** start LISTED ENTRIES **

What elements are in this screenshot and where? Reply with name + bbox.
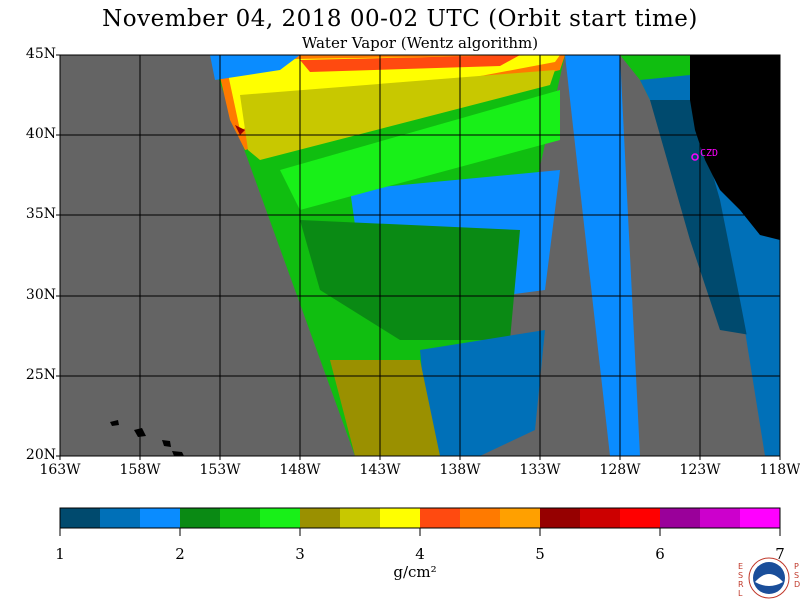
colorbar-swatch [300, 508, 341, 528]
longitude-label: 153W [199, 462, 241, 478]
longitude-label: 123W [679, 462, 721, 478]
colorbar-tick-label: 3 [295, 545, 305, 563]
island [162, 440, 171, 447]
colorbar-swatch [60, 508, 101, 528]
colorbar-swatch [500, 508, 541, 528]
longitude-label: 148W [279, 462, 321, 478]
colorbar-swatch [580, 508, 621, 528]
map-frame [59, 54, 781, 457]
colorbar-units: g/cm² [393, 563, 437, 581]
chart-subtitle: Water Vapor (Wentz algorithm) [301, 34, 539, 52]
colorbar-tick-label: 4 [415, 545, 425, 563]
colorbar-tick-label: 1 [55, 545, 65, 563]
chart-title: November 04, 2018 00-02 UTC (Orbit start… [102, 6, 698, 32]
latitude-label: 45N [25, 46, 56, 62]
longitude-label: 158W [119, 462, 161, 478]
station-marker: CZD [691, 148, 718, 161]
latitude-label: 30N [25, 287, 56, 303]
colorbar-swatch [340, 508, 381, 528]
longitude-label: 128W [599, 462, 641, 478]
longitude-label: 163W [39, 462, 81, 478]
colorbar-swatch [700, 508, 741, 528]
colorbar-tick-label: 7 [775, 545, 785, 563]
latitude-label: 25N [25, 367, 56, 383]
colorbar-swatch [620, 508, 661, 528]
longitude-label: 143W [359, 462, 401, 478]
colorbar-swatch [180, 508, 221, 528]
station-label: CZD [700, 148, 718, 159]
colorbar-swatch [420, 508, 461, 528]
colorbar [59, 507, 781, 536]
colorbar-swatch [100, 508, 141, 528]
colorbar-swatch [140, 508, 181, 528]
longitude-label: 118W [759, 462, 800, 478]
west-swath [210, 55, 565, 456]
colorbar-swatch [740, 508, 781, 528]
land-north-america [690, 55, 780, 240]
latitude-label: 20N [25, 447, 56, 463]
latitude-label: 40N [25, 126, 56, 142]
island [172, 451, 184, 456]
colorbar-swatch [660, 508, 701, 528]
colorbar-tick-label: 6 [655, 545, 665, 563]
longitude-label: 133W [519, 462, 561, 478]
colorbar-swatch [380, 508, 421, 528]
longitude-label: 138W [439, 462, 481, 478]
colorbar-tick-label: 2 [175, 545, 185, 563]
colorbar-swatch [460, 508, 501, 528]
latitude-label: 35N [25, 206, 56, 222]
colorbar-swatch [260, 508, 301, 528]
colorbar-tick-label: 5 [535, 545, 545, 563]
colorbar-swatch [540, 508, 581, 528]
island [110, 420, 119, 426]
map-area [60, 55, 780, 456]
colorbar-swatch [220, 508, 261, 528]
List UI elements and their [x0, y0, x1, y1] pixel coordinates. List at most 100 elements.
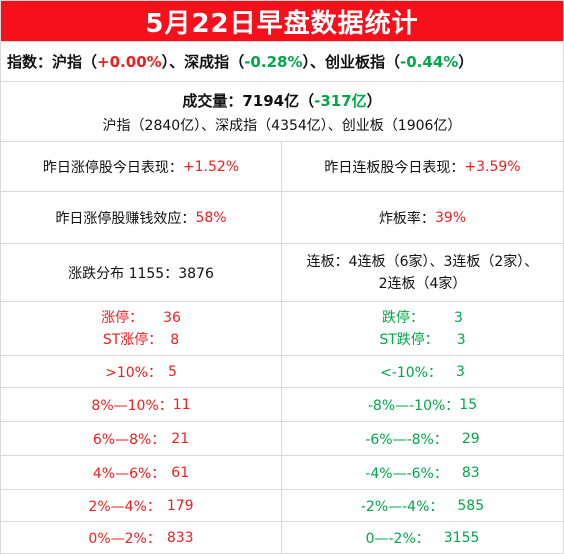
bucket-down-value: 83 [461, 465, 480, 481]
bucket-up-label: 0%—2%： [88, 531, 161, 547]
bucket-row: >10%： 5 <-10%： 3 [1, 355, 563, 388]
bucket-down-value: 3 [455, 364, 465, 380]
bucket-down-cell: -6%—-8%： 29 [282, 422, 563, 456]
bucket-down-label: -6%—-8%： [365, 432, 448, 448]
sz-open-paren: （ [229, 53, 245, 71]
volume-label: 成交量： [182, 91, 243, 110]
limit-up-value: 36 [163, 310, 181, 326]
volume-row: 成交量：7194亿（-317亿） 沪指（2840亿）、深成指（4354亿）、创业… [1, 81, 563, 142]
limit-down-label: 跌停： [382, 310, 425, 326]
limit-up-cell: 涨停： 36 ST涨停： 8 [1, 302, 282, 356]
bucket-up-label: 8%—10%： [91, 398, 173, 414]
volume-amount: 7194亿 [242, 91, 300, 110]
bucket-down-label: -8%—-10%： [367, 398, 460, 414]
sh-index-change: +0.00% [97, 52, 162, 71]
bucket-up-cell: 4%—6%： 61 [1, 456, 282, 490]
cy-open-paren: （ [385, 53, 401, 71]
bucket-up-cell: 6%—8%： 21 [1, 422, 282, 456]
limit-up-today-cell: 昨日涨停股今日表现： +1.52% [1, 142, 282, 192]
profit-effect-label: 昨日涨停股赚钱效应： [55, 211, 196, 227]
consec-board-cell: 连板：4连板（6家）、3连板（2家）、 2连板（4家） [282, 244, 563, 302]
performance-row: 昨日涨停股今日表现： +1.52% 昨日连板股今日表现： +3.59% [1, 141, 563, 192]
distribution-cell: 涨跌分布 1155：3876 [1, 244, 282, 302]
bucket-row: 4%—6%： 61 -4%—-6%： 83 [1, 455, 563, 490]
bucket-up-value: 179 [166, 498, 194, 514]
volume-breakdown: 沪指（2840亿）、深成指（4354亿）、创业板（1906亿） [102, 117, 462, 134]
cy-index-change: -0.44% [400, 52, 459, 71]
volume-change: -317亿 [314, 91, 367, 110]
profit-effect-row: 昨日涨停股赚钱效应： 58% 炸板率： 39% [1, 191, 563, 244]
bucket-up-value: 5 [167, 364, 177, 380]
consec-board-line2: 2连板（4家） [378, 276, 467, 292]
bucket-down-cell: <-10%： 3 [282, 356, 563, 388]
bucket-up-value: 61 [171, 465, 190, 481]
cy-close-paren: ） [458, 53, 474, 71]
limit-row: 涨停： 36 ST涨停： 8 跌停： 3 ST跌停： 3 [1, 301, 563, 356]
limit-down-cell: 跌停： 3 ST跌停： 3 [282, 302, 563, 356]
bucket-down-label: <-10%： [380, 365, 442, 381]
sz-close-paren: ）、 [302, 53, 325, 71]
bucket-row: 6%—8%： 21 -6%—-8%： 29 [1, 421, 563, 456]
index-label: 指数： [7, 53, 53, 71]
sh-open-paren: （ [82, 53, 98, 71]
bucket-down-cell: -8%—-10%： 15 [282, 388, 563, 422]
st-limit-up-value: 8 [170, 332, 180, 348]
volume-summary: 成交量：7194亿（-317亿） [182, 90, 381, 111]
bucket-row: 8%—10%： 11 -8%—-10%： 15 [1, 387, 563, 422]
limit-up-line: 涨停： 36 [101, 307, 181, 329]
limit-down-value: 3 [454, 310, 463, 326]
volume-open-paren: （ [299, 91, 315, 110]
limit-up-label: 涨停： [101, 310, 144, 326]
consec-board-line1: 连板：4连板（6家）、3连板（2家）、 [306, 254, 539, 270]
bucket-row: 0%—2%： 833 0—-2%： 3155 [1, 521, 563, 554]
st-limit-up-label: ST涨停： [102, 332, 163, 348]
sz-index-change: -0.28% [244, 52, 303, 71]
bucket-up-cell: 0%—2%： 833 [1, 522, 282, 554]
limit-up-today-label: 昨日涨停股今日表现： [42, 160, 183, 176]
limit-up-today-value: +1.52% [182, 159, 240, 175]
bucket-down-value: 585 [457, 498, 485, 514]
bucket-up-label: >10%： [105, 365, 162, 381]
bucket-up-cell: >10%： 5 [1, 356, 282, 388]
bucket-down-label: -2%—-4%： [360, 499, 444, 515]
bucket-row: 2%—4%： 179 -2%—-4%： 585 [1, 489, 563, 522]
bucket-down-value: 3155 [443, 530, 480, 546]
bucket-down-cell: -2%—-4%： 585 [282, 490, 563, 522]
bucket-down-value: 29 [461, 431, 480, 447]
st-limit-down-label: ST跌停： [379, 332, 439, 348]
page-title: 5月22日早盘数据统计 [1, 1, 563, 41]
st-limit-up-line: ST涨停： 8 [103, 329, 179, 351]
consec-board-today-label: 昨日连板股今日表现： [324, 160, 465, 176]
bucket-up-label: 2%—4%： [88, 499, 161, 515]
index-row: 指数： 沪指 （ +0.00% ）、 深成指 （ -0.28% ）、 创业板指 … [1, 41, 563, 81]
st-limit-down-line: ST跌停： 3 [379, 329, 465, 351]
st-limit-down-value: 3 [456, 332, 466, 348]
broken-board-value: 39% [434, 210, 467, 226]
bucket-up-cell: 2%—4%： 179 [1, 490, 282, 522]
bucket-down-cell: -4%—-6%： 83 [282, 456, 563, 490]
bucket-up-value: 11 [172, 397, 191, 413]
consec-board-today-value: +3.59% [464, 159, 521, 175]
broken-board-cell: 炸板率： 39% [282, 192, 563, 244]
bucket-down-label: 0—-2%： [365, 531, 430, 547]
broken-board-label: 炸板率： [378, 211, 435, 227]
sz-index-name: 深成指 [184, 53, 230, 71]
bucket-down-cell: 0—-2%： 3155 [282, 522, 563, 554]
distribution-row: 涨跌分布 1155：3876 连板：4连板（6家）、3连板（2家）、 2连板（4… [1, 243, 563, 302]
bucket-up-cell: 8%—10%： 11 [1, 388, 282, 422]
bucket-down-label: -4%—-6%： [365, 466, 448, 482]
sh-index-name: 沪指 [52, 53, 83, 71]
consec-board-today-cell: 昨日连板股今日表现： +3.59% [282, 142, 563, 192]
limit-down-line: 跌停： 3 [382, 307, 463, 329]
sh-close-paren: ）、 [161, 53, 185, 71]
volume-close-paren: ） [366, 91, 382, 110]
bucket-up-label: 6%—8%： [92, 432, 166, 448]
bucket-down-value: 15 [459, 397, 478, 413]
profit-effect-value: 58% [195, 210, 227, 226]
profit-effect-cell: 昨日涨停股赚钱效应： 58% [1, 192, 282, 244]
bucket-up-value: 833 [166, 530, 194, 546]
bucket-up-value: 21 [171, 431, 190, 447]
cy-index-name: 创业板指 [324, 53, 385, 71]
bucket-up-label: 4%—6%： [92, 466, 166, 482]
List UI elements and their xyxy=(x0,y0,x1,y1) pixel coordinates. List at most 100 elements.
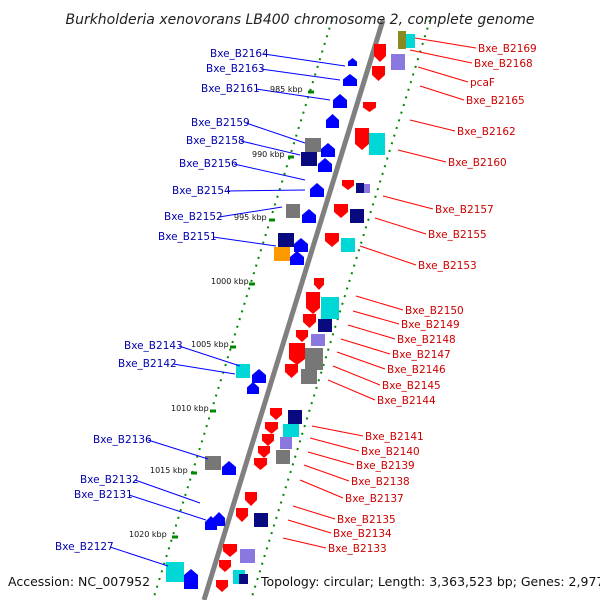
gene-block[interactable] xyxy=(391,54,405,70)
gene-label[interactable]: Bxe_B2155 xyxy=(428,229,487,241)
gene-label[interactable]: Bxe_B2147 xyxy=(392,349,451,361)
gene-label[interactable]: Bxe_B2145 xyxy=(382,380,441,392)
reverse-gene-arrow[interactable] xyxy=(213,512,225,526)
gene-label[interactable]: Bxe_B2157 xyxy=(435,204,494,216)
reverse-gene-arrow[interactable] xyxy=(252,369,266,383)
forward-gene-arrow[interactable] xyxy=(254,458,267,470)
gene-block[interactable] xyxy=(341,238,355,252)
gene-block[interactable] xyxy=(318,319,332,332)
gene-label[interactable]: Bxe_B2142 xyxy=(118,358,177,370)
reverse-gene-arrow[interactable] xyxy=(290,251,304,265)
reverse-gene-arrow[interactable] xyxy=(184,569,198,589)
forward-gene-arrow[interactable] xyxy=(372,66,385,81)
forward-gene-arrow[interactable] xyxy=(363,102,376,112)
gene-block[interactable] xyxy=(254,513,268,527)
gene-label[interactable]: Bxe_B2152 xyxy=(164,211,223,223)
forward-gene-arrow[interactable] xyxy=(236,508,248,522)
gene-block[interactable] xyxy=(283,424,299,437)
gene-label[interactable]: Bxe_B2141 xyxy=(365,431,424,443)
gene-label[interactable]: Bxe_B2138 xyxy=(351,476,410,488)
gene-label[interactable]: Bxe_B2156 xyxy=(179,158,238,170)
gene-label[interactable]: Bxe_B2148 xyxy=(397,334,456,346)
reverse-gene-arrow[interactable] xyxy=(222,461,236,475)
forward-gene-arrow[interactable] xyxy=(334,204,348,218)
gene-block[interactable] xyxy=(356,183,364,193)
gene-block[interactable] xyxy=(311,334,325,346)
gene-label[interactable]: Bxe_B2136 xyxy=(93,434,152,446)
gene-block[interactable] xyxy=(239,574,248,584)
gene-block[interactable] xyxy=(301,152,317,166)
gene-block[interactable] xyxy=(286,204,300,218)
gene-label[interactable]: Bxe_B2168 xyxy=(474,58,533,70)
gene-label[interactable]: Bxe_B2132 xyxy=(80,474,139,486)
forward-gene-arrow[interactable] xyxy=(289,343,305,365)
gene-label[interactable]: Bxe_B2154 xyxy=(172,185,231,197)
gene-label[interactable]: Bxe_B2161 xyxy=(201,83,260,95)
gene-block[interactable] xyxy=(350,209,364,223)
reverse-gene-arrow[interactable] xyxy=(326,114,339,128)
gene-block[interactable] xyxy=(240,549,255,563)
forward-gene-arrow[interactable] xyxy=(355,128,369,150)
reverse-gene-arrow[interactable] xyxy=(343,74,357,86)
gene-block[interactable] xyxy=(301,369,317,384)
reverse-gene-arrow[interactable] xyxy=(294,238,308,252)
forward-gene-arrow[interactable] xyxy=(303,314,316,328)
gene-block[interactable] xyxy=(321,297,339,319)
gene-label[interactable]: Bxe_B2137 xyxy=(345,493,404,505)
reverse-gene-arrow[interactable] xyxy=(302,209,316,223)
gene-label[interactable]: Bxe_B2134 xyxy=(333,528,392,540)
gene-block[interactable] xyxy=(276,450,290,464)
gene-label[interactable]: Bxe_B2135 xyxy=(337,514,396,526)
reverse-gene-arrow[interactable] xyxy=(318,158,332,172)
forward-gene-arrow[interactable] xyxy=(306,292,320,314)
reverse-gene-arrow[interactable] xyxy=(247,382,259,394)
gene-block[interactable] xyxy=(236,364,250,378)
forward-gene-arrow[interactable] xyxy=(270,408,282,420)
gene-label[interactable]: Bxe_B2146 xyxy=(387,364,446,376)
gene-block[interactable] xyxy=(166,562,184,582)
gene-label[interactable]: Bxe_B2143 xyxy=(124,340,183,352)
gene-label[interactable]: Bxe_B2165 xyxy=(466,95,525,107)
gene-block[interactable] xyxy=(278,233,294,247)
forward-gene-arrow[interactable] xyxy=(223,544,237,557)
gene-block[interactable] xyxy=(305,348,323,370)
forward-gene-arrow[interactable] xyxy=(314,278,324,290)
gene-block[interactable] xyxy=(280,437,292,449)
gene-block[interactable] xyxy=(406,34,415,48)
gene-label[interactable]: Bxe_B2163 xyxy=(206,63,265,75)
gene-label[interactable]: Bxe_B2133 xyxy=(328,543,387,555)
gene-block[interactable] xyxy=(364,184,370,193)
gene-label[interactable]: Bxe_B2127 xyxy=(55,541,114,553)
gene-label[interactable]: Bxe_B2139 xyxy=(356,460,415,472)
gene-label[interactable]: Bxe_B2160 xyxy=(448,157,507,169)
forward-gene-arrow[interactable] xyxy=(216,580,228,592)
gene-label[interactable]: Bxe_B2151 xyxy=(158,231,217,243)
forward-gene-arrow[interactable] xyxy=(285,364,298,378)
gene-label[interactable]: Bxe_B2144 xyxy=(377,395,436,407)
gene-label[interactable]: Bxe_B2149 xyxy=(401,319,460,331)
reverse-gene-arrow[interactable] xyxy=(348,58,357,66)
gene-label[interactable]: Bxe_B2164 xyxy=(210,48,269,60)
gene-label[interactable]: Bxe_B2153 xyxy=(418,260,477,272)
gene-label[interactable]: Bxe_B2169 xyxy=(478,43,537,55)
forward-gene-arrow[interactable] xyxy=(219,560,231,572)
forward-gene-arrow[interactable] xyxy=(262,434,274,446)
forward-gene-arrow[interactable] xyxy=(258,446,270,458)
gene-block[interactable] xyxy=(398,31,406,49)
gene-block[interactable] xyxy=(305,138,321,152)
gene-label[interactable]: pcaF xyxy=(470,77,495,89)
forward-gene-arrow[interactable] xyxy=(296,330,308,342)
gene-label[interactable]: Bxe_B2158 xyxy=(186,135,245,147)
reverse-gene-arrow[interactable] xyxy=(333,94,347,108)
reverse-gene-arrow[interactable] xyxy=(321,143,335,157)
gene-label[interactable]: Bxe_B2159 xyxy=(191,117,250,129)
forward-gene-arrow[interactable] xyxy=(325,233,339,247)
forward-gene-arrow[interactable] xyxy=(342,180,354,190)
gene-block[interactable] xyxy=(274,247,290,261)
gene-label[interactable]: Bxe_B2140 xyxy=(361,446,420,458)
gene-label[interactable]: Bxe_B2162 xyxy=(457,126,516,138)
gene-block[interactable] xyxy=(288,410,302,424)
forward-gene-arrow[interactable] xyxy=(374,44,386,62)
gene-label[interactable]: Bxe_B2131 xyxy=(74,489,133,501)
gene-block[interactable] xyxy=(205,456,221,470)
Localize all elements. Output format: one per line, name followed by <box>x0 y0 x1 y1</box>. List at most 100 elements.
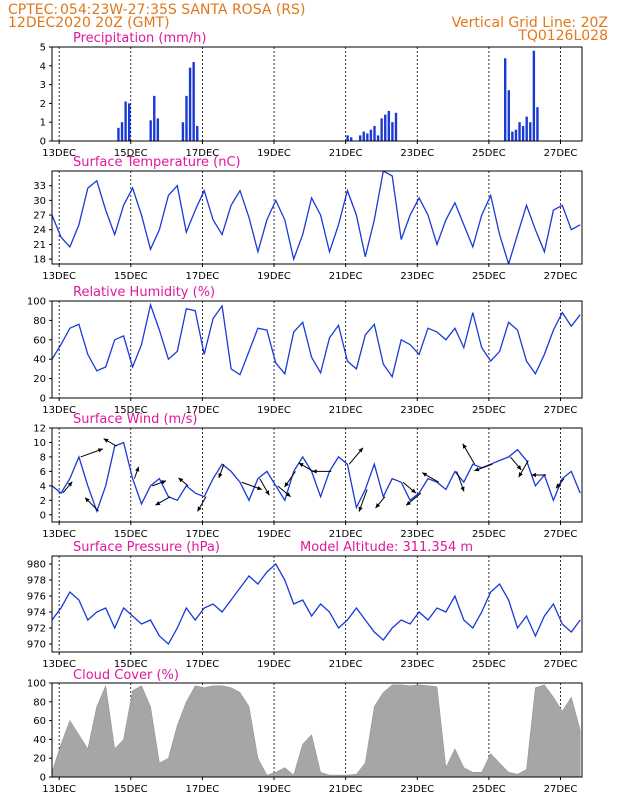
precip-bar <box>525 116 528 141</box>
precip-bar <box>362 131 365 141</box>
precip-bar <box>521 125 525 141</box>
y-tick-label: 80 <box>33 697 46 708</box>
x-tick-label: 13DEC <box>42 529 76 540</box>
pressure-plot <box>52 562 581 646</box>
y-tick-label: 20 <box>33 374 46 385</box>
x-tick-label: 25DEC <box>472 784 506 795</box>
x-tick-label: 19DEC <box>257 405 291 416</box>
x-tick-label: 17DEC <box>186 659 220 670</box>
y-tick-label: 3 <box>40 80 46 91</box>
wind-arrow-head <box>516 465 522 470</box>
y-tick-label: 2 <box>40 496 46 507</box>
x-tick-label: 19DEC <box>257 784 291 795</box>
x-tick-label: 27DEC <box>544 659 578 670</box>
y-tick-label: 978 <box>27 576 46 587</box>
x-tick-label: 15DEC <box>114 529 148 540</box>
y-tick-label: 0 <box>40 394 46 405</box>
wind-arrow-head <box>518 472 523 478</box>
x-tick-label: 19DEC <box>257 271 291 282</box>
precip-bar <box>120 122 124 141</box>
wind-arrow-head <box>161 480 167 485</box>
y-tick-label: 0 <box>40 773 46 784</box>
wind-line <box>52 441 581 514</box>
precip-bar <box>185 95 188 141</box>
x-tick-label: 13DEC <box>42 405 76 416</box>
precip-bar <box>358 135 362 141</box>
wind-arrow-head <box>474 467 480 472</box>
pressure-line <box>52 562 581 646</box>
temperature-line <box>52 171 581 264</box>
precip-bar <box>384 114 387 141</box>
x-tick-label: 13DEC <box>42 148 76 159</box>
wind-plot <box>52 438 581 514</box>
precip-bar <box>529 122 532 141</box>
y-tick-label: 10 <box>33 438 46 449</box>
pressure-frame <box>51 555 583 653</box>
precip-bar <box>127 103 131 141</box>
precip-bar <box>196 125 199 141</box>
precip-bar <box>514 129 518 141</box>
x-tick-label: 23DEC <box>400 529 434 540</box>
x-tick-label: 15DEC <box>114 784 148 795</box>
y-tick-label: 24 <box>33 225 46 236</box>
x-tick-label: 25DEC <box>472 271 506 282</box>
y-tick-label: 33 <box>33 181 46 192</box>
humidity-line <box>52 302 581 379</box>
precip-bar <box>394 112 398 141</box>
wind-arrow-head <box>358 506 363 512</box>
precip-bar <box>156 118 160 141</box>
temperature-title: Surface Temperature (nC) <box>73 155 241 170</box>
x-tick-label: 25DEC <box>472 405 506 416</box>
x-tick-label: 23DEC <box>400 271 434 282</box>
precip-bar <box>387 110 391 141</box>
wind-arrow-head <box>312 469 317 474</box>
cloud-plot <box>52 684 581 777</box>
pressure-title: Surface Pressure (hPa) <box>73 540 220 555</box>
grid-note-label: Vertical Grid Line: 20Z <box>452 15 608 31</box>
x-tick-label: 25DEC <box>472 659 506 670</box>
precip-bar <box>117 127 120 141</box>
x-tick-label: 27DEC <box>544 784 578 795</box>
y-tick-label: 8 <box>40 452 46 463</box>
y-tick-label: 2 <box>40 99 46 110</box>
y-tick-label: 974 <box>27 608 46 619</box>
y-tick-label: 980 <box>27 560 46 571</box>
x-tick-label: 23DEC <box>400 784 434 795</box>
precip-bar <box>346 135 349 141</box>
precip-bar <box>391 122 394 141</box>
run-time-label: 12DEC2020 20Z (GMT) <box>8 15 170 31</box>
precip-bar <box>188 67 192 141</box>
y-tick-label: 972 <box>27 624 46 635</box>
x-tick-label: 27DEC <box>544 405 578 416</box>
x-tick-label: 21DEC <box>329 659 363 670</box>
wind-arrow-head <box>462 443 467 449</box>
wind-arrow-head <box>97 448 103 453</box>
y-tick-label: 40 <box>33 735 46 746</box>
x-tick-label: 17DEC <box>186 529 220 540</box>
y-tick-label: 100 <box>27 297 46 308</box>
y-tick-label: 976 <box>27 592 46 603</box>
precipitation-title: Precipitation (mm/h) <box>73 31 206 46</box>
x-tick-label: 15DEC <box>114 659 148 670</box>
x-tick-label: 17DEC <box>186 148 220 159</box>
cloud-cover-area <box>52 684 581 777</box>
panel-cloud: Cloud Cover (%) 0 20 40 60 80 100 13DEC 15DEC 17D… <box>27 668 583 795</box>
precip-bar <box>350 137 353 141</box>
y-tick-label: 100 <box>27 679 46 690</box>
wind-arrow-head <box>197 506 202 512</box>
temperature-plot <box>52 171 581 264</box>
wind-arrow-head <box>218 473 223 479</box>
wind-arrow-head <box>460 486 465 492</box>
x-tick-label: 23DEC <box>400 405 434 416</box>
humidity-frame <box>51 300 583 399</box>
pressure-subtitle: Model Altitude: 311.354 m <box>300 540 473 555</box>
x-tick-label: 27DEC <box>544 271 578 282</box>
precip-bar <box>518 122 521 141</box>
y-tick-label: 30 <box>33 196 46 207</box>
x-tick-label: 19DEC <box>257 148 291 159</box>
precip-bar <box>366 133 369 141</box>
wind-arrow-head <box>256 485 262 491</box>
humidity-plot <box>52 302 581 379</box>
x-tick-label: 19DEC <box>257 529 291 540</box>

** end LISTED ENTRIES **

> YOUR TASK
Write out as a numbered list the lines from the one containing "gene-block[interactable] xyxy=(391,54,405,70)" through the one containing "reverse-gene-arrow[interactable] xyxy=(252,369,266,383)", with both included and any blank lines skipped.

> EXERCISE RESULT
1. gene-block[interactable] xyxy=(391,54,405,70)
2. gene-label[interactable]: Bxe_B2155 xyxy=(428,229,487,241)
3. gene-label[interactable]: Bxe_B2147 xyxy=(392,349,451,361)
4. gene-label[interactable]: Bxe_B2145 xyxy=(382,380,441,392)
5. reverse-gene-arrow[interactable] xyxy=(213,512,225,526)
6. gene-label[interactable]: Bxe_B2157 xyxy=(435,204,494,216)
7. reverse-gene-arrow[interactable] xyxy=(252,369,266,383)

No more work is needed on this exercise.